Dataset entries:

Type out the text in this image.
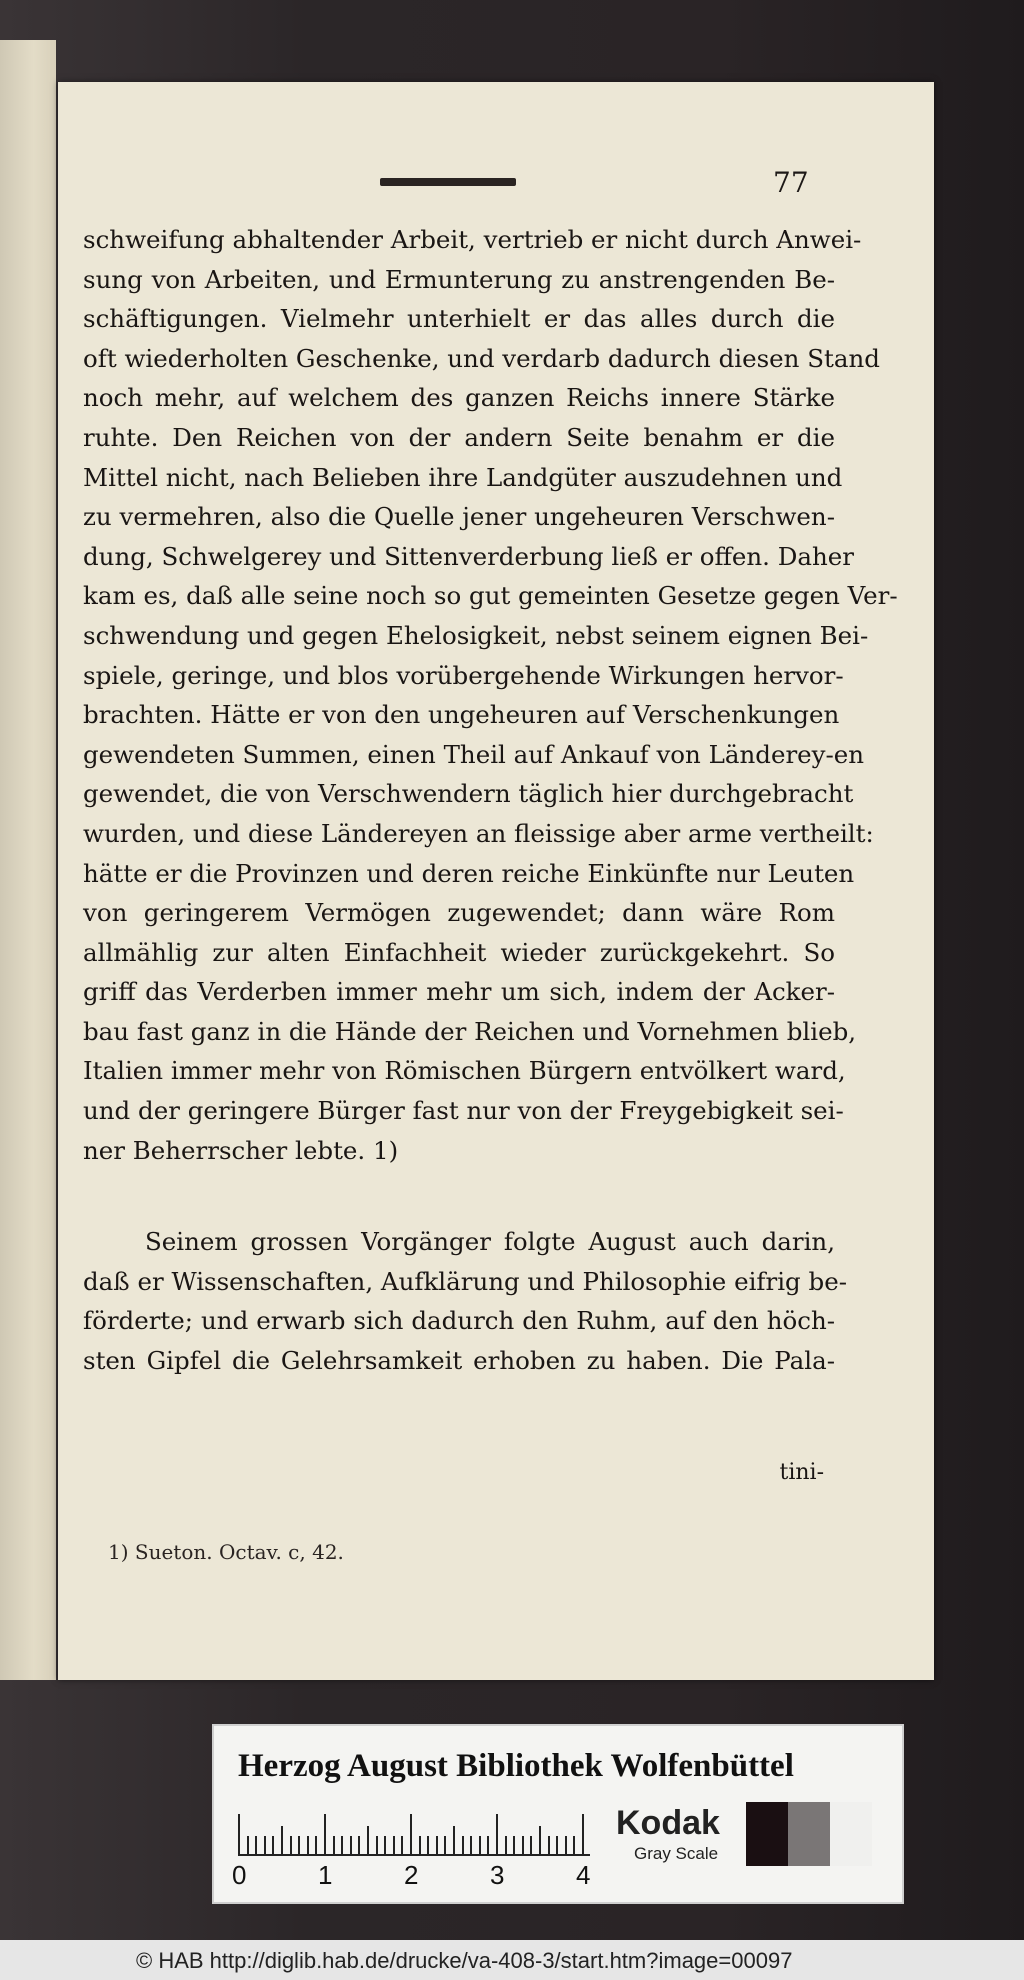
77
schweifung abhaltender Arbeit, vertrieb er nicht durch Anwei-
sung von Arbeiten, und Ermunterung zu anstrengenden Be-
schäftigungen. Vielmehr unterhielt er das alles durch die
oft wiederholten Geschenke, und verdarb dadurch diesen Stand
noch mehr, auf welchem des ganzen Reichs innere Stärke
ruhte. Den Reichen von der andern Seite benahm er die
Mittel nicht, nach Belieben ihre Landgüter auszudehnen und
zu vermehren, also die Quelle jener ungeheuren Verschwen-
dung, Schwelgerey und Sittenverderbung ließ er offen. Daher
kam es, daß alle seine noch so gut gemeinten Gesetze gegen Ver-
schwendung und gegen Ehelosigkeit, nebst seinem eignen Bei-
spiele, geringe, und blos vorübergehende Wirkungen hervor-
brachten. Hätte er von den ungeheuren auf Verschenkungen
gewendeten Summen, einen Theil auf Ankauf von Länderey-en
gewendet, die von Verschwendern täglich hier durchgebracht
wurden, und diese Ländereyen an fleissige aber arme vertheilt:
hätte er die Provinzen und deren reiche Einkünfte nur Leuten
von geringerem Vermögen zugewendet; dann wäre Rom
allmählig zur alten Einfachheit wieder zurückgekehrt. So
griff das Verderben immer mehr um sich, indem der Acker-
bau fast ganz in die Hände der Reichen und Vornehmen blieb,
Italien immer mehr von Römischen Bürgern entvölkert ward,
und der geringere Bürger fast nur von der Freygebigkeit sei-
ner Beherrscher lebte. 1)
Seinem grossen Vorgänger folgte August auch darin,
daß er Wissenschaften, Aufklärung und Philosophie eifrig be-
förderte; und erwarb sich dadurch den Ruhm, auf den höch-
sten Gipfel die Gelehrsamkeit erhoben zu haben. Die Pala-
tini-
1) Sueton. Octav. c, 42.
Herzog August Bibliothek Wolfenbüttel
0	1	2	3	4
Kodak
Gray Scale
© HAB http://diglib.hab.de/drucke/va-408-3/start.htm?image=00097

SHORT PROBLEM:
From the listing above, copy out each line where the word "immer" appears.

EXPECTED OUTPUT:
griff das Verderben immer mehr um sich, indem der Acker-
Italien immer mehr von Römischen Bürgern entvölkert ward,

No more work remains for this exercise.